• **Task to carry out**:
From the records below, pull each line that has "name".

** start of Exercise material **

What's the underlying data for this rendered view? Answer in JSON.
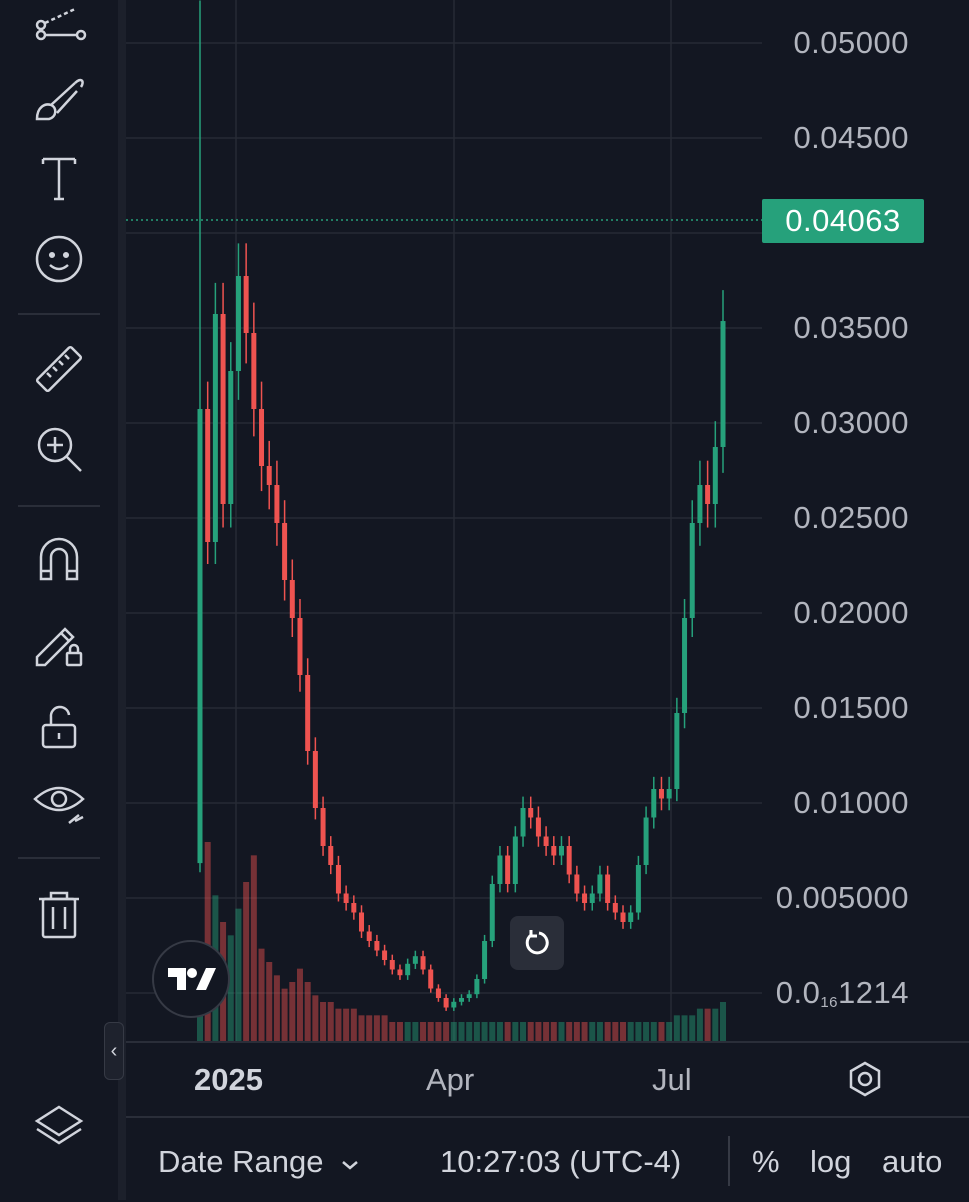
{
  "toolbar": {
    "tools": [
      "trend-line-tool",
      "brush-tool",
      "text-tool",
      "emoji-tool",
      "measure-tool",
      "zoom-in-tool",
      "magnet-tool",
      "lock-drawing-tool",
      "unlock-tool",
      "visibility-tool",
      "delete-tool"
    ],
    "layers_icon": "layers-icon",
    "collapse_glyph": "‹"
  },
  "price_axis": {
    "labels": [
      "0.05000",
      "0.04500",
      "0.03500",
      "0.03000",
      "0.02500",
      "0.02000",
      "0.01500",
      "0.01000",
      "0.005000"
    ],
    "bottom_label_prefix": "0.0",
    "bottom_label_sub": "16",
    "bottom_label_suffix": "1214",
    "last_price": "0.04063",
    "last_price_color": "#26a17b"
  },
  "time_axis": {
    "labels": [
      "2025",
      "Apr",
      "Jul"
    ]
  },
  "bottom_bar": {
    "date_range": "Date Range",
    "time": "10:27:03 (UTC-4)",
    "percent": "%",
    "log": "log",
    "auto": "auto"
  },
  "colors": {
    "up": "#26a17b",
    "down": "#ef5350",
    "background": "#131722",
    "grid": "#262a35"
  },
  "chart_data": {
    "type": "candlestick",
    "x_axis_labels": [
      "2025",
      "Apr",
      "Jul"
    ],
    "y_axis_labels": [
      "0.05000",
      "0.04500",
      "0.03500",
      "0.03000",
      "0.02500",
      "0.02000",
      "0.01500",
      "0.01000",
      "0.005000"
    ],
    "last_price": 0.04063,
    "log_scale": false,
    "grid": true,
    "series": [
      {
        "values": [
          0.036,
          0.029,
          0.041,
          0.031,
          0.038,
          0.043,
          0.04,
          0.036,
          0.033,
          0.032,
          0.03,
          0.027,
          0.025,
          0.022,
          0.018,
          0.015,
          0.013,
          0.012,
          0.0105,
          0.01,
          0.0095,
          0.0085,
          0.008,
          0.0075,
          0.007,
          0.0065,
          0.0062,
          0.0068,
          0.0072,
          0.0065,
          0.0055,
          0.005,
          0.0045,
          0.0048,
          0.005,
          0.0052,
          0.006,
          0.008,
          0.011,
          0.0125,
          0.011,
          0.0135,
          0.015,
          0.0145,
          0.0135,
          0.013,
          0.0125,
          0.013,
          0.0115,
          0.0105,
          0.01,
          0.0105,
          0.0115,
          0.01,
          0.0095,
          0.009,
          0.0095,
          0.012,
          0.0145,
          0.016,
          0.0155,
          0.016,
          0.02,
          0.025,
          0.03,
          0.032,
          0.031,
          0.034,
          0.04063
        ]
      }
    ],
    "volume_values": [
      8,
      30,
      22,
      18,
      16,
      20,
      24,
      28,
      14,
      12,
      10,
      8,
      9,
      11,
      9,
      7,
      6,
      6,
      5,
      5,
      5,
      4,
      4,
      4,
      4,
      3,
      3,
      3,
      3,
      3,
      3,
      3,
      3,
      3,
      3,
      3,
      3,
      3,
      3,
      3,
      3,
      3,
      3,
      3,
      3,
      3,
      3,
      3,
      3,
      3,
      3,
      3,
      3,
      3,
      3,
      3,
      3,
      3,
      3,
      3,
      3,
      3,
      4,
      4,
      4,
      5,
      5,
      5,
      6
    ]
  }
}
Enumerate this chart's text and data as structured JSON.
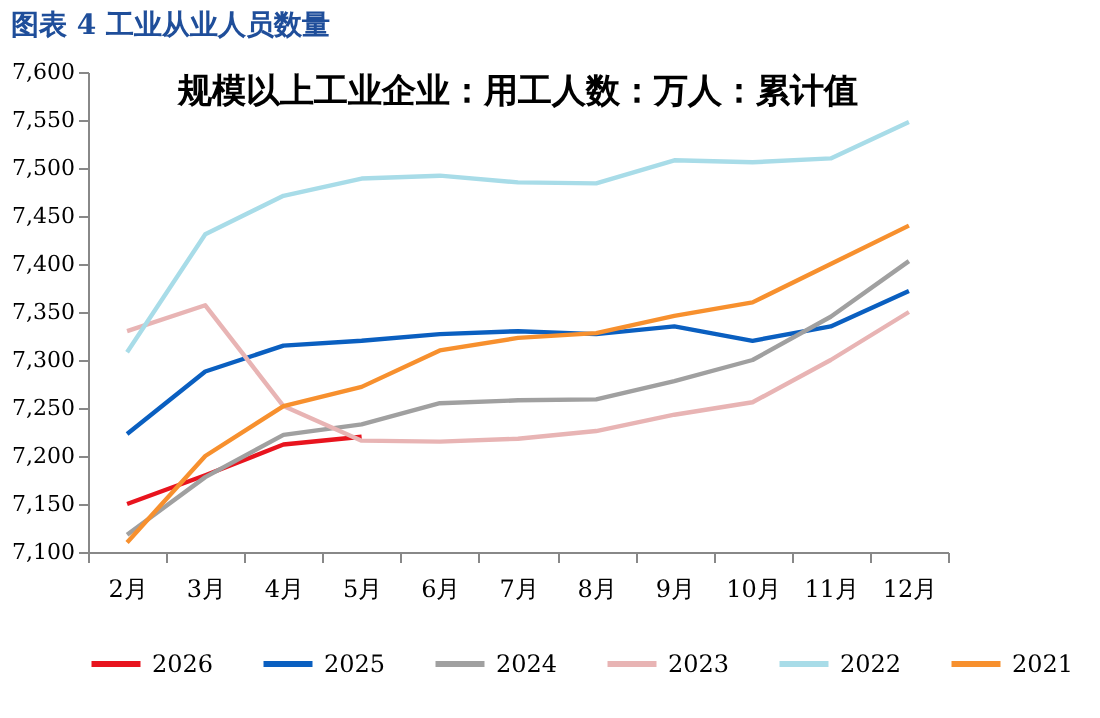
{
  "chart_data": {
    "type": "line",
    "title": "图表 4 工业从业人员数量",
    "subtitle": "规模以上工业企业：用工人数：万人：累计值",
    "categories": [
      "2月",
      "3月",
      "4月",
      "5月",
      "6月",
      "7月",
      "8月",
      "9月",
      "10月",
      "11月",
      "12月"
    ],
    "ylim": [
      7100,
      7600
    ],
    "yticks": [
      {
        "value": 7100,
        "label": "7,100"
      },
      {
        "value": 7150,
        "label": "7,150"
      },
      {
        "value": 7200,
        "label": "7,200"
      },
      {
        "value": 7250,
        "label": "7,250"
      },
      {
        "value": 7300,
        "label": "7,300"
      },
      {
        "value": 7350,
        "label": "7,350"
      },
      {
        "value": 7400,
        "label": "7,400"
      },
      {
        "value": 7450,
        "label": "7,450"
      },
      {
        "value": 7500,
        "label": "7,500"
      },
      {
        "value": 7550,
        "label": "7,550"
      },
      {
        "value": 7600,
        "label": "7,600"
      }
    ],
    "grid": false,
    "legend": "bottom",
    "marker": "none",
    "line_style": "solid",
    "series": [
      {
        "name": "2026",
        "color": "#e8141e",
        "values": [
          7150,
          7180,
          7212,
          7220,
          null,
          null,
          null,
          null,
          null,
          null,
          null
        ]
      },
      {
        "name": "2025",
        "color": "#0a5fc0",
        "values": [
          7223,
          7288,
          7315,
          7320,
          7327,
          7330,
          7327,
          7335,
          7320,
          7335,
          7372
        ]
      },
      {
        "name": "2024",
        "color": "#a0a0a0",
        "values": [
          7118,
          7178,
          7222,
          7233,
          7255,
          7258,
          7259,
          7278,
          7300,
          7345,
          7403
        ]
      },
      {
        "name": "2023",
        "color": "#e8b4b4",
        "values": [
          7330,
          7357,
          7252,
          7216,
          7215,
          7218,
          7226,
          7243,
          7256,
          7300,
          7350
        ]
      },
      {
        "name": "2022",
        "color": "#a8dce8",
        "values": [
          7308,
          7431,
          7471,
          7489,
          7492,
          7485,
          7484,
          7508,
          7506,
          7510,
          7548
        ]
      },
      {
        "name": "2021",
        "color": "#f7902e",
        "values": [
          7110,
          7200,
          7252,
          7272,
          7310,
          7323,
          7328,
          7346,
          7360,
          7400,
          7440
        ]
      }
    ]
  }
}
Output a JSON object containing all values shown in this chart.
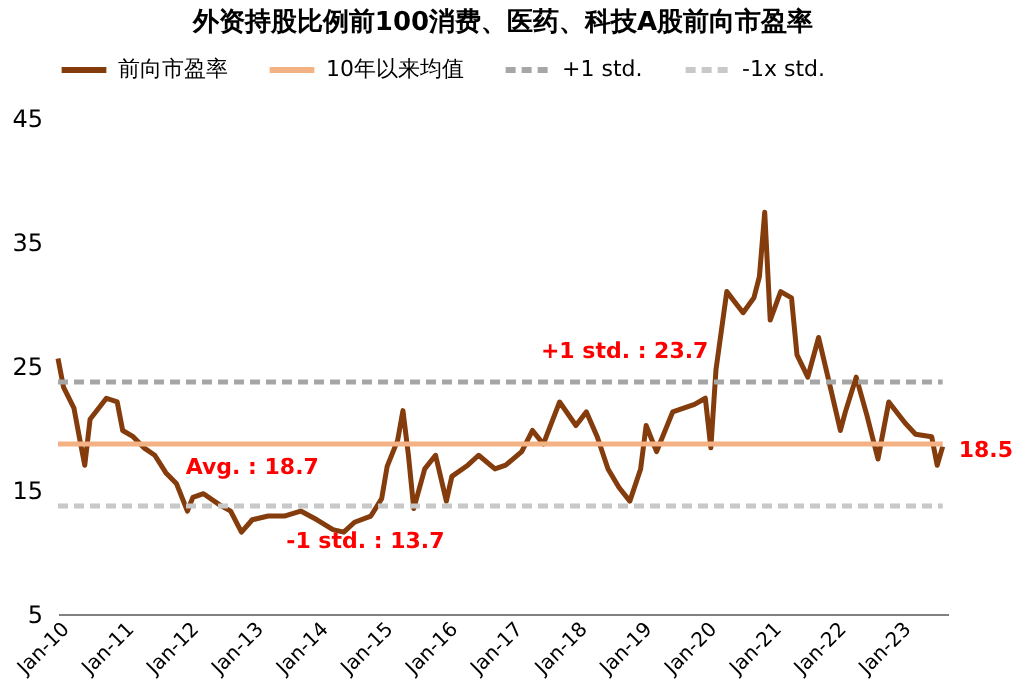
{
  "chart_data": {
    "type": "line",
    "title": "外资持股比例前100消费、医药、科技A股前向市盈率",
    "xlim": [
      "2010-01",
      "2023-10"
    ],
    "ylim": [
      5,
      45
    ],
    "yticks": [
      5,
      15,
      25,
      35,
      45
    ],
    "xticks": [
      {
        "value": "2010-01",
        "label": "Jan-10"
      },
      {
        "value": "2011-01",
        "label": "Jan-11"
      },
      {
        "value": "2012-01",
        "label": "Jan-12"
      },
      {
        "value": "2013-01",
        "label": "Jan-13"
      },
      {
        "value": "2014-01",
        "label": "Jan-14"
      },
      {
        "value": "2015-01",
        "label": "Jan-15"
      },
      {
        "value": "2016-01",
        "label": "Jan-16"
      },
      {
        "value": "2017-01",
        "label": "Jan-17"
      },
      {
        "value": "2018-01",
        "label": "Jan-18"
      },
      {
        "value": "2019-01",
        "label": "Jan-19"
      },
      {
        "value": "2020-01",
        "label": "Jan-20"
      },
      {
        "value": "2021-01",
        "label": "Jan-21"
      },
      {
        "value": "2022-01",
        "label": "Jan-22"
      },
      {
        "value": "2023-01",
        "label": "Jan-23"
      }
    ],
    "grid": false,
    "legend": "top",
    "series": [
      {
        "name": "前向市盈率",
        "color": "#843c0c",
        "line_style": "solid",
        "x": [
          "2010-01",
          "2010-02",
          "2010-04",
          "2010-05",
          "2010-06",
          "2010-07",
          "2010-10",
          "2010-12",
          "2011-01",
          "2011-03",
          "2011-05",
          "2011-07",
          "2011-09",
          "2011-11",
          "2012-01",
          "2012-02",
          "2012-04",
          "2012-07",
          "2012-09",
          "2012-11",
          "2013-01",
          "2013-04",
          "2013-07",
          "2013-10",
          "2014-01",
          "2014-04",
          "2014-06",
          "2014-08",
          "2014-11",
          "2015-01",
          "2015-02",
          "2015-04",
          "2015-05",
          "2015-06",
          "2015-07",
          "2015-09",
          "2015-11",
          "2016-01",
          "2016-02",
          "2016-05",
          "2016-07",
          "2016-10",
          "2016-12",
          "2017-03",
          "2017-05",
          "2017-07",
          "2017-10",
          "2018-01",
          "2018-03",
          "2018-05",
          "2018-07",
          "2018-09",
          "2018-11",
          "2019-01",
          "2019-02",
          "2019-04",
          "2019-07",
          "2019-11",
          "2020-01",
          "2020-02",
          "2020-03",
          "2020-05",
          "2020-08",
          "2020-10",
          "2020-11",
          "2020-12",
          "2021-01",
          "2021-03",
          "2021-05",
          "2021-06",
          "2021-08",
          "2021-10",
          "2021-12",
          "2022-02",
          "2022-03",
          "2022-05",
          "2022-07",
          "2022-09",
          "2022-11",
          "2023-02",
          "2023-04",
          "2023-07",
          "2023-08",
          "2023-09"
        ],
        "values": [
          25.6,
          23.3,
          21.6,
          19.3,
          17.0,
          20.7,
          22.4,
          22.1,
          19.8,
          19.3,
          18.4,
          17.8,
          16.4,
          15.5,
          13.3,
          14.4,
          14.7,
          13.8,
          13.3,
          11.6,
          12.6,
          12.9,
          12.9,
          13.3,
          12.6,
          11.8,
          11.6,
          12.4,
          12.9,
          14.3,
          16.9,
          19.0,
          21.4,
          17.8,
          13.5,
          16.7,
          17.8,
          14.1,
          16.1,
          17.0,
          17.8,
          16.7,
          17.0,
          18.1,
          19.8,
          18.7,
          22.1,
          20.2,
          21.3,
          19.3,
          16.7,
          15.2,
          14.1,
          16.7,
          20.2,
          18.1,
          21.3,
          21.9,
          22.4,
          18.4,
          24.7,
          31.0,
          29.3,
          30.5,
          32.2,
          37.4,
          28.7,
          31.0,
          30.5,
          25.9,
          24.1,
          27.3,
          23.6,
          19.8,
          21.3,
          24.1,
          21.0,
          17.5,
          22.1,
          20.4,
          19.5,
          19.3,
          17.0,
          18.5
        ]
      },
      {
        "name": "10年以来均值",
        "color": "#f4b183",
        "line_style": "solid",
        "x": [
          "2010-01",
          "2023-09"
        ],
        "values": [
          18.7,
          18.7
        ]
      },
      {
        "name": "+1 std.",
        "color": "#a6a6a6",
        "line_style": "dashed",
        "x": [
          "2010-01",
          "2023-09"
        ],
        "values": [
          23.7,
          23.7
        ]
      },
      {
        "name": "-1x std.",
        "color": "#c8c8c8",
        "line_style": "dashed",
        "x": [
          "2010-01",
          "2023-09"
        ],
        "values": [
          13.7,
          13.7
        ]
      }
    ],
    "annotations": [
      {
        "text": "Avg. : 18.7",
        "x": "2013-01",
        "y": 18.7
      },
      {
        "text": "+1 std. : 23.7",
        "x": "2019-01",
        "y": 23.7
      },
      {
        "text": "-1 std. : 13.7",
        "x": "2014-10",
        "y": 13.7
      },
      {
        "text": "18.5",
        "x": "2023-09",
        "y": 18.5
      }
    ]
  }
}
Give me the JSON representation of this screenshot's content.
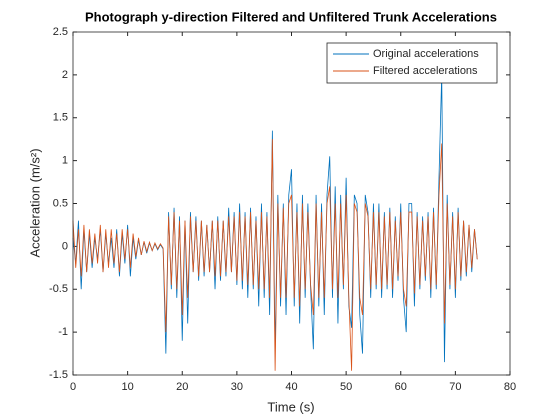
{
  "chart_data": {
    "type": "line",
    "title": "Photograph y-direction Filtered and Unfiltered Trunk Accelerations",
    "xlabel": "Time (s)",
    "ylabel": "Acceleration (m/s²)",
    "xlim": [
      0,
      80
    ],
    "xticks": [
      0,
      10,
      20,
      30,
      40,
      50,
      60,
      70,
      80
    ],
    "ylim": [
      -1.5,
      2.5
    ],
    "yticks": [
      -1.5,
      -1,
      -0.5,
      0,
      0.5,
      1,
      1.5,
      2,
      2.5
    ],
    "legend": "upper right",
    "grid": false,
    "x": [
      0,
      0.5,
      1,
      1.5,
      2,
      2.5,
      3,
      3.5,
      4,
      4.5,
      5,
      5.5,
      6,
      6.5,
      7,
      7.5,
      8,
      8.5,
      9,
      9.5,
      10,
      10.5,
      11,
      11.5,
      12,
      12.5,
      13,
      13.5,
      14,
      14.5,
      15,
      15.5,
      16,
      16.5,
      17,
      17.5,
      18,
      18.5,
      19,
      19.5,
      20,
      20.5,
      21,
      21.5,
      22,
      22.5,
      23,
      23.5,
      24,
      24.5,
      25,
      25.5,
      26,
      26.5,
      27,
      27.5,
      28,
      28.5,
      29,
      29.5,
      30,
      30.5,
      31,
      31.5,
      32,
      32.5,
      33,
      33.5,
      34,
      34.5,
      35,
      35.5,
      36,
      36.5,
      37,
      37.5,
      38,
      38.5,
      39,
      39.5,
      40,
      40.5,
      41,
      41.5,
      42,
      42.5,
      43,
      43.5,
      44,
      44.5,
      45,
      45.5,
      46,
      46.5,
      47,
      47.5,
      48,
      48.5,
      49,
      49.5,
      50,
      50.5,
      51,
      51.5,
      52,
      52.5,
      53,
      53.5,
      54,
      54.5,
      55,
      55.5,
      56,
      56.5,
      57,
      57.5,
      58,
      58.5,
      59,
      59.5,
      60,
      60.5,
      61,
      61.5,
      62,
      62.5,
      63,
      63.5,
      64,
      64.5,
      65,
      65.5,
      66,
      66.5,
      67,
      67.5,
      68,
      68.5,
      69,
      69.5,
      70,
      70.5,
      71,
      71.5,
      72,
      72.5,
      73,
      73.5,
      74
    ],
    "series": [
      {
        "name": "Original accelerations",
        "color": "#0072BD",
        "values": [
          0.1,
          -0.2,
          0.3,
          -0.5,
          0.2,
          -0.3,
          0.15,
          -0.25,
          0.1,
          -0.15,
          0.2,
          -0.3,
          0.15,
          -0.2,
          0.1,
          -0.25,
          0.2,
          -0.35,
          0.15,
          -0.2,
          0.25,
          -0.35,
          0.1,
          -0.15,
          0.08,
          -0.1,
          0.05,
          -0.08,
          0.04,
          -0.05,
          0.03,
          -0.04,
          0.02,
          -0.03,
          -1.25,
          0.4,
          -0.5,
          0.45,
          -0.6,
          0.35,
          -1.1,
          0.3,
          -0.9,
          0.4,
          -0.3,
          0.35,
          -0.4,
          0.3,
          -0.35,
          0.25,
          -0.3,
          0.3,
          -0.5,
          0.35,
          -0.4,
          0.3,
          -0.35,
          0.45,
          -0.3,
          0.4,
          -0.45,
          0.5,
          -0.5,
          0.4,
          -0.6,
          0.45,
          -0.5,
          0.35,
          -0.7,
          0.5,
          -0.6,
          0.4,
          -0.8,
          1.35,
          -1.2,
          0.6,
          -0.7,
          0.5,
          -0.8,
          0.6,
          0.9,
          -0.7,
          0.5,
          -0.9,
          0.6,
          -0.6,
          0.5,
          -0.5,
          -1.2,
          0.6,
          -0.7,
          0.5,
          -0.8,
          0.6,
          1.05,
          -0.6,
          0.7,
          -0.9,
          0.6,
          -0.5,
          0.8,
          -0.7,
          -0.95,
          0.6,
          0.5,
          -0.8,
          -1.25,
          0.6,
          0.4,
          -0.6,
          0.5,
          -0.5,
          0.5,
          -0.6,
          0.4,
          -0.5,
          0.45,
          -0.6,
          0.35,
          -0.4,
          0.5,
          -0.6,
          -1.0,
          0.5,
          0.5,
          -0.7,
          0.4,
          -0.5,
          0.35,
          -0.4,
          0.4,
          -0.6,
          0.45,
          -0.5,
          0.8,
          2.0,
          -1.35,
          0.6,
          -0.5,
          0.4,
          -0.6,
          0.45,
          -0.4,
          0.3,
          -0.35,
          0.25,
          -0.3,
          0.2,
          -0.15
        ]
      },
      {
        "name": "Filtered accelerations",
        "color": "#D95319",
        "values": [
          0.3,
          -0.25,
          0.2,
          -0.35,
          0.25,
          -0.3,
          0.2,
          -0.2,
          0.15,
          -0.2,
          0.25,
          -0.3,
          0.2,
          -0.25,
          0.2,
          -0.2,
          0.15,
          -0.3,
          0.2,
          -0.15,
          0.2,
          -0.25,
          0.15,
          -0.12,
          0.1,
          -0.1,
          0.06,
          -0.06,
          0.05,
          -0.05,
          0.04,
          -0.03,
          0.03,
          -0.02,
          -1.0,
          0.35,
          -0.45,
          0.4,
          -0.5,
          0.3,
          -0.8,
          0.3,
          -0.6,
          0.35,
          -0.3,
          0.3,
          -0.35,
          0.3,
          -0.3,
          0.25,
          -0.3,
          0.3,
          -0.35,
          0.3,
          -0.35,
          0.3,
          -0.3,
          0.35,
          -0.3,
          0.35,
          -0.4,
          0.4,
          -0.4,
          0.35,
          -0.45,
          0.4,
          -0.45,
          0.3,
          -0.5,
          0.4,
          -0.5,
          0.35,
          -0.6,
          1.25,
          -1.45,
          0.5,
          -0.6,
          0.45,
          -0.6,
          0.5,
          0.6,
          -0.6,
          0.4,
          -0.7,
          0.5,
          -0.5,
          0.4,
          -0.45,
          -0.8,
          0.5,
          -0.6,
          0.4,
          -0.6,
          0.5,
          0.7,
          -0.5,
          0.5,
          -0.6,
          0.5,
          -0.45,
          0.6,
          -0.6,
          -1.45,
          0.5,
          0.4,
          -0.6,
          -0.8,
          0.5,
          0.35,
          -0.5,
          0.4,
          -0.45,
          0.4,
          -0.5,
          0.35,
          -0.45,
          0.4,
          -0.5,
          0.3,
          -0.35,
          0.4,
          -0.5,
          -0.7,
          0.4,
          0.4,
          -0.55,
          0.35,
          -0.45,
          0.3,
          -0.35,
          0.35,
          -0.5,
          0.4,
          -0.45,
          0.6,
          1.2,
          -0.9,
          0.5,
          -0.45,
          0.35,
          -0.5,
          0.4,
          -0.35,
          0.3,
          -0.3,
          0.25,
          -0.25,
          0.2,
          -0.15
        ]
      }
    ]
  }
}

** end of Exercise material **

• **Exercise response**:
        "name": "2026",
        "name": "2025",
        "name": "2024",
        "name": "2023",
        "name": "2022",
        "name": "2021",
        "name": "前向市盈率",
        "name": "10年以来均值",
        "name": "+1 std.",
        "name": "-1x std.",
        "name": "Original accelerations",
        "name": "Filtered accelerations",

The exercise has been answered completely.